[TASK INSTRUCTIONS]: Reproduce all the material exactly, minus any pictures it holds.

[DATA SHOWN]:
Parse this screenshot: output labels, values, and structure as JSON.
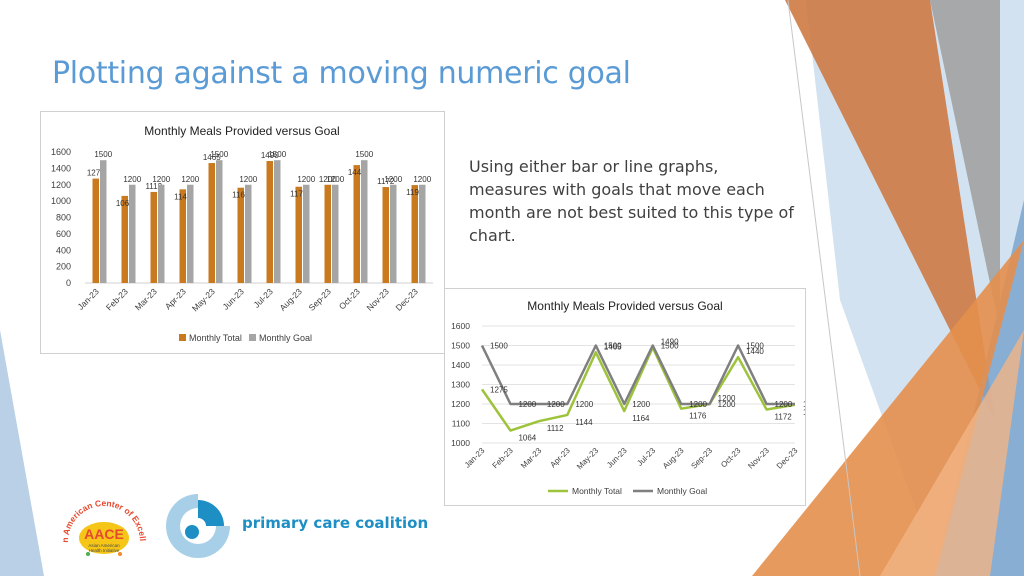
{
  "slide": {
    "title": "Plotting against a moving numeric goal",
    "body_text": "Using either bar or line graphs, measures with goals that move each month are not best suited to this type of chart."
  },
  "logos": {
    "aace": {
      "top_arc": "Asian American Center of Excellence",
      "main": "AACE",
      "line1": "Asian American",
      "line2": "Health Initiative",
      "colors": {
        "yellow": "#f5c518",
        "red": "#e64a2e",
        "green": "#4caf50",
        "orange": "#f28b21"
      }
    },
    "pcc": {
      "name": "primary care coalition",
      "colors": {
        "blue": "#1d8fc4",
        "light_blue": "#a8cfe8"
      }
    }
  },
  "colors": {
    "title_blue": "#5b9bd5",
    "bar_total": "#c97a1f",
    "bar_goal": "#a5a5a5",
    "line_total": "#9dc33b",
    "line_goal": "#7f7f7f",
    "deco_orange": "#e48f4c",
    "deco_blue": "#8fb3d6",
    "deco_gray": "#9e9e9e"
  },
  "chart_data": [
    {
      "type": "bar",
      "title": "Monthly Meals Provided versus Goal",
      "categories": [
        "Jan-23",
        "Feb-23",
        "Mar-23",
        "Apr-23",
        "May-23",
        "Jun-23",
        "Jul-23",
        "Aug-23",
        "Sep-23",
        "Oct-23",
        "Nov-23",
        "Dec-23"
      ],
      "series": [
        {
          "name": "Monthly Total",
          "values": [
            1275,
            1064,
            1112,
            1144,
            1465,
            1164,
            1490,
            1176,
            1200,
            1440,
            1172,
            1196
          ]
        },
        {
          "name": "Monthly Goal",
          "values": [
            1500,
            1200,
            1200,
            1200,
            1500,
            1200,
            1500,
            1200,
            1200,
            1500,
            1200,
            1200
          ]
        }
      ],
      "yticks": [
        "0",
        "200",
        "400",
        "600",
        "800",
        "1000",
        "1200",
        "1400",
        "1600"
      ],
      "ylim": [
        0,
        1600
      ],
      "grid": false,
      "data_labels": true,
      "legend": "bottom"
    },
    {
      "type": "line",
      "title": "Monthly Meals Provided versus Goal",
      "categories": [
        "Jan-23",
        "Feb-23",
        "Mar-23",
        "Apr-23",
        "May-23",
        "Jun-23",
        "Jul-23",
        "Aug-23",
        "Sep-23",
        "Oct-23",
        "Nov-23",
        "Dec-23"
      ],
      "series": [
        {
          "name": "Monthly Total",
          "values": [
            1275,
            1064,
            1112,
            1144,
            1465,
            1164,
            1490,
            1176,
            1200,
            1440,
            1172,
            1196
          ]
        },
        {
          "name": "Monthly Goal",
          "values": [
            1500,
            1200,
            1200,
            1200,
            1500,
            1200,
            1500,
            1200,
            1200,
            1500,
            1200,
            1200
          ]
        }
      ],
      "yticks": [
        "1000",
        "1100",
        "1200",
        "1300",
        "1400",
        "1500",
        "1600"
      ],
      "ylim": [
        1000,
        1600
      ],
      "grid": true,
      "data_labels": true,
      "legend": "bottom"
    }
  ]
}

[WRITTEN SOLUTION]:
Parse this screenshot: output labels, values, and structure as JSON.
{
  "slide": {
    "title": "Plotting against a moving numeric goal",
    "body_text": "Using either bar or line graphs, measures with goals that move each month are not best suited to this type of chart."
  },
  "logos": {
    "aace": {
      "top_arc": "Asian American Center of Excellence",
      "main": "AACE",
      "line1": "Asian American",
      "line2": "Health Initiative",
      "colors": {
        "yellow": "#f5c518",
        "red": "#e64a2e",
        "green": "#4caf50",
        "orange": "#f28b21"
      }
    },
    "pcc": {
      "name": "primary care coalition",
      "colors": {
        "blue": "#1d8fc4",
        "light_blue": "#a8cfe8"
      }
    }
  },
  "colors": {
    "title_blue": "#5b9bd5",
    "bar_total": "#c97a1f",
    "bar_goal": "#a5a5a5",
    "line_total": "#9dc33b",
    "line_goal": "#7f7f7f",
    "deco_orange": "#e48f4c",
    "deco_blue": "#8fb3d6",
    "deco_gray": "#9e9e9e"
  },
  "chart_data": [
    {
      "type": "bar",
      "title": "Monthly Meals Provided versus Goal",
      "categories": [
        "Jan-23",
        "Feb-23",
        "Mar-23",
        "Apr-23",
        "May-23",
        "Jun-23",
        "Jul-23",
        "Aug-23",
        "Sep-23",
        "Oct-23",
        "Nov-23",
        "Dec-23"
      ],
      "series": [
        {
          "name": "Monthly Total",
          "values": [
            1275,
            1064,
            1112,
            1144,
            1465,
            1164,
            1490,
            1176,
            1200,
            1440,
            1172,
            1196
          ]
        },
        {
          "name": "Monthly Goal",
          "values": [
            1500,
            1200,
            1200,
            1200,
            1500,
            1200,
            1500,
            1200,
            1200,
            1500,
            1200,
            1200
          ]
        }
      ],
      "yticks": [
        "0",
        "200",
        "400",
        "600",
        "800",
        "1000",
        "1200",
        "1400",
        "1600"
      ],
      "ylim": [
        0,
        1600
      ],
      "grid": false,
      "data_labels": true,
      "legend": "bottom"
    },
    {
      "type": "line",
      "title": "Monthly Meals Provided versus Goal",
      "categories": [
        "Jan-23",
        "Feb-23",
        "Mar-23",
        "Apr-23",
        "May-23",
        "Jun-23",
        "Jul-23",
        "Aug-23",
        "Sep-23",
        "Oct-23",
        "Nov-23",
        "Dec-23"
      ],
      "series": [
        {
          "name": "Monthly Total",
          "values": [
            1275,
            1064,
            1112,
            1144,
            1465,
            1164,
            1490,
            1176,
            1200,
            1440,
            1172,
            1196
          ]
        },
        {
          "name": "Monthly Goal",
          "values": [
            1500,
            1200,
            1200,
            1200,
            1500,
            1200,
            1500,
            1200,
            1200,
            1500,
            1200,
            1200
          ]
        }
      ],
      "yticks": [
        "1000",
        "1100",
        "1200",
        "1300",
        "1400",
        "1500",
        "1600"
      ],
      "ylim": [
        1000,
        1600
      ],
      "grid": true,
      "data_labels": true,
      "legend": "bottom"
    }
  ]
}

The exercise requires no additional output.